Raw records
___
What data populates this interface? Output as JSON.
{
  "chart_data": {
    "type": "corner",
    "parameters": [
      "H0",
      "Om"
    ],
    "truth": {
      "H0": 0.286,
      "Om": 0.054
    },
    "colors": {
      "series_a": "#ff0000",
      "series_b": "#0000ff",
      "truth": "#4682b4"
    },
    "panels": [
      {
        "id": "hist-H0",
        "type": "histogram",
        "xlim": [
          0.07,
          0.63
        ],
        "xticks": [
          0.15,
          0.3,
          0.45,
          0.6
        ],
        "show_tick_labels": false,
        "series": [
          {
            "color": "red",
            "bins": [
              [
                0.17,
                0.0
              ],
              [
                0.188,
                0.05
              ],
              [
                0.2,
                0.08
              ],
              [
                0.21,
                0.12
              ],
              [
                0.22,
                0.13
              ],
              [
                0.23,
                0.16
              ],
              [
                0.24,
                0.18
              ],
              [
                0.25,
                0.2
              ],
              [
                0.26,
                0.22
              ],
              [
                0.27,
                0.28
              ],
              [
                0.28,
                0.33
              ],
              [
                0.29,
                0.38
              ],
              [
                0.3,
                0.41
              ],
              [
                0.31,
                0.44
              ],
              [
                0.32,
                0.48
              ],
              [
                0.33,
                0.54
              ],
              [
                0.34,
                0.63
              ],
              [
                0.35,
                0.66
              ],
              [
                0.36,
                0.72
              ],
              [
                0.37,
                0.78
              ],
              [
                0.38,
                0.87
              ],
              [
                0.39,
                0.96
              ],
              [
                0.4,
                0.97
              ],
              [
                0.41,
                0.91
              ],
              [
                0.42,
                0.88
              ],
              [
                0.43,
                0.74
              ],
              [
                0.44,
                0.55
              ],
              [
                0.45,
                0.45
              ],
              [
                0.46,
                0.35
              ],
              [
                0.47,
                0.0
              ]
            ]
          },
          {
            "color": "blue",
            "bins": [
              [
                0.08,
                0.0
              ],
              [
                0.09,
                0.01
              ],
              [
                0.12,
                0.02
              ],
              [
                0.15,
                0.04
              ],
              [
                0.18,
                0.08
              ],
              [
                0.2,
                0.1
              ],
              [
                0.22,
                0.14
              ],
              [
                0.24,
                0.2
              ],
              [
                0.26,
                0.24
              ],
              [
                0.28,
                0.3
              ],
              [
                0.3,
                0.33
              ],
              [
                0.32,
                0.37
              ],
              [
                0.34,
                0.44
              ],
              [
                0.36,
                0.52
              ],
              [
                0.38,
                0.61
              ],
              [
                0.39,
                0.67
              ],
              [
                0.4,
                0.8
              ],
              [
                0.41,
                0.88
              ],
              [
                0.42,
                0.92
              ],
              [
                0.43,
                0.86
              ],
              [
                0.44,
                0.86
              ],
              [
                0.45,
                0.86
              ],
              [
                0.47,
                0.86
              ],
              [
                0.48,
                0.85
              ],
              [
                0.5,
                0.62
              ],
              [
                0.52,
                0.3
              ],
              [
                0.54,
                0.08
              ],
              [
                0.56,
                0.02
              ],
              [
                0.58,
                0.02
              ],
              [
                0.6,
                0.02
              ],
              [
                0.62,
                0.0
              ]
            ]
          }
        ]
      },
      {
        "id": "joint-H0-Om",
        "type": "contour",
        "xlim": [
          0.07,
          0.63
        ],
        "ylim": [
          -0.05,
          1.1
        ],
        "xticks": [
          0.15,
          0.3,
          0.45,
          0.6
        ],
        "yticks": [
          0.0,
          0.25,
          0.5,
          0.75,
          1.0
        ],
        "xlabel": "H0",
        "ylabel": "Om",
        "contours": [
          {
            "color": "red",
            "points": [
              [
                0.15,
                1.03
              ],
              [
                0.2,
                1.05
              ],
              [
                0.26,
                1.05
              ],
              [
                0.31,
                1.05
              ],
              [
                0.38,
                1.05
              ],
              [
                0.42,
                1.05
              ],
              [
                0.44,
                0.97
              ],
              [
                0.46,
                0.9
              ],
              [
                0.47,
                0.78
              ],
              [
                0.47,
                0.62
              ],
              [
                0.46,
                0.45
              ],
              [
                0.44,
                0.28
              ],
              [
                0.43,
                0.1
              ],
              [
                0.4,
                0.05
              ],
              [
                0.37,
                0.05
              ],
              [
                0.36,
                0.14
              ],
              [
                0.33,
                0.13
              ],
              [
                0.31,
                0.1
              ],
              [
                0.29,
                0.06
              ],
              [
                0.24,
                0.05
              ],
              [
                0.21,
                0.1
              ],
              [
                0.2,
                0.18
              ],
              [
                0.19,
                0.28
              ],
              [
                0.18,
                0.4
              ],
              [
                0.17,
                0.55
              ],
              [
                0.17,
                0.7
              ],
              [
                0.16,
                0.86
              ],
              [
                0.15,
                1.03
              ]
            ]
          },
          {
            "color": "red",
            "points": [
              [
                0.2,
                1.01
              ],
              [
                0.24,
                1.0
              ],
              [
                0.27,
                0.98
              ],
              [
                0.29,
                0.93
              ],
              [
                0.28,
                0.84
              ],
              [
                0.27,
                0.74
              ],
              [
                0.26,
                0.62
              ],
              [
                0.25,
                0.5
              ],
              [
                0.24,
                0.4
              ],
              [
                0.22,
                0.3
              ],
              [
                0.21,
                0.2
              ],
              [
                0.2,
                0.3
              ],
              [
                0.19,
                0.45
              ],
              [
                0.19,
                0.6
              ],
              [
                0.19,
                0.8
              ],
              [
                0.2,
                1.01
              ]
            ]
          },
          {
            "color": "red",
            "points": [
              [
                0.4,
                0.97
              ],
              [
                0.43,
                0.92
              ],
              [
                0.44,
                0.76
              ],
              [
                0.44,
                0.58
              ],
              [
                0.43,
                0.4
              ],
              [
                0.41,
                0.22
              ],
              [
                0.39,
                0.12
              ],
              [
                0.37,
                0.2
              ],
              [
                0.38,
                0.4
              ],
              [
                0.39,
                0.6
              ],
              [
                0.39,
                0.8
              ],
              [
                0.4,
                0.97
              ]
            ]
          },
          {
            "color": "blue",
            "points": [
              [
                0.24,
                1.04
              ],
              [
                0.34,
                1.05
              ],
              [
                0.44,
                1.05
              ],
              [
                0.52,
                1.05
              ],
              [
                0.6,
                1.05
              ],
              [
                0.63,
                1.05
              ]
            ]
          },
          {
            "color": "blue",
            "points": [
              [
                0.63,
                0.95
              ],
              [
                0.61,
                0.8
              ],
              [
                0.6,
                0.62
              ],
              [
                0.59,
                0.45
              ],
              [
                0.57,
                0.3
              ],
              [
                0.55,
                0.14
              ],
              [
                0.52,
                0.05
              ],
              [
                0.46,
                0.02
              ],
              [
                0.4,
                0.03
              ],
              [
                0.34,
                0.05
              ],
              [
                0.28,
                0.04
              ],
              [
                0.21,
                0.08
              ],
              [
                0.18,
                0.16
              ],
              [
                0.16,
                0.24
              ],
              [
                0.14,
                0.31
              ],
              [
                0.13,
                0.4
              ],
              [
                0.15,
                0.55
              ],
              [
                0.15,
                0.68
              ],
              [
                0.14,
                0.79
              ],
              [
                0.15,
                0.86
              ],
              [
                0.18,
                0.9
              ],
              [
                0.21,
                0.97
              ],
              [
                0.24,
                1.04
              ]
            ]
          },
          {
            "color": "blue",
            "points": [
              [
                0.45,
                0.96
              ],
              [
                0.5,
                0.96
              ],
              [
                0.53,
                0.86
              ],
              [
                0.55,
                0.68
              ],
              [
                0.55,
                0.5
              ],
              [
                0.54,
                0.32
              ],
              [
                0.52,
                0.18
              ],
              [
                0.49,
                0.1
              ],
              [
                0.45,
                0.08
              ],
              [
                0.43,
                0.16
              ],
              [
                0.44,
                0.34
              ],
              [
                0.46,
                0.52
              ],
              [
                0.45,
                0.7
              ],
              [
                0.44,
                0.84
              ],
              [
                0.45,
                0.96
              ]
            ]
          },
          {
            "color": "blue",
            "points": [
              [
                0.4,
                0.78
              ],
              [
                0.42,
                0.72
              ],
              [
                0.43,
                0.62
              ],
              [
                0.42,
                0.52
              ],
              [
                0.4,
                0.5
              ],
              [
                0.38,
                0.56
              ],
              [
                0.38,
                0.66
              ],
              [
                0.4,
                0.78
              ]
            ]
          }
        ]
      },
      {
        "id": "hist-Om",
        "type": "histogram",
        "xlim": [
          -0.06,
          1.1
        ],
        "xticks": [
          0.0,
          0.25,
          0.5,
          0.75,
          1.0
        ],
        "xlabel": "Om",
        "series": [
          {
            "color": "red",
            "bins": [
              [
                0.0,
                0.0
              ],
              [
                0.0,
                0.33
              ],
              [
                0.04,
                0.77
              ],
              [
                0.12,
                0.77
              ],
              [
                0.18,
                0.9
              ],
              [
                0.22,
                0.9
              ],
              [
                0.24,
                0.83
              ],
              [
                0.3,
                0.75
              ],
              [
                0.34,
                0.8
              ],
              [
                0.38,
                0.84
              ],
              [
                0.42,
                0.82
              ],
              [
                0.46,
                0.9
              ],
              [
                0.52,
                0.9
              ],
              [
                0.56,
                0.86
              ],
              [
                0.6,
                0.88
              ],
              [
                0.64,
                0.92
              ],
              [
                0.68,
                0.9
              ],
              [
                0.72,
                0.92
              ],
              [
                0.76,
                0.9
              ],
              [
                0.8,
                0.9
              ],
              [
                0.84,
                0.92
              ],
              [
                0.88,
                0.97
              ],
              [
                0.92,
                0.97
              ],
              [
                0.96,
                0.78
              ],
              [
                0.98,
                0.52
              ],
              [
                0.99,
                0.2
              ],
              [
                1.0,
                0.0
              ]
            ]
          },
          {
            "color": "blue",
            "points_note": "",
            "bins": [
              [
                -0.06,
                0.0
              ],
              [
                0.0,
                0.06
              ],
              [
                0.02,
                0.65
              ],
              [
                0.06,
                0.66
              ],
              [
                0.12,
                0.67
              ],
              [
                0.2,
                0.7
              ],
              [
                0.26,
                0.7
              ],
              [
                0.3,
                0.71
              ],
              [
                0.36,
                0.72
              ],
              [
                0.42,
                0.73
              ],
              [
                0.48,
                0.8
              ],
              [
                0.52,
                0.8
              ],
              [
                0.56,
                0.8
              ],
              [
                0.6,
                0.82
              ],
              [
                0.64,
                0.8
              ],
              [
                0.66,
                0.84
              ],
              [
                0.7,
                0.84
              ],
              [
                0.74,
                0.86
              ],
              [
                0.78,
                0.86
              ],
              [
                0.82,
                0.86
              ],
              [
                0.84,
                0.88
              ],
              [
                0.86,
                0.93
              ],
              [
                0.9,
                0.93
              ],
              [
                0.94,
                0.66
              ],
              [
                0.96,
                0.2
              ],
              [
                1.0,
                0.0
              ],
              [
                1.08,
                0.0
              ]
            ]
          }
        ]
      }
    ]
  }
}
___
WRITTEN PROBLEM => Tally the lines of the records holding the word "type", then give only the resulting number.

SOLVED PROBLEM => 4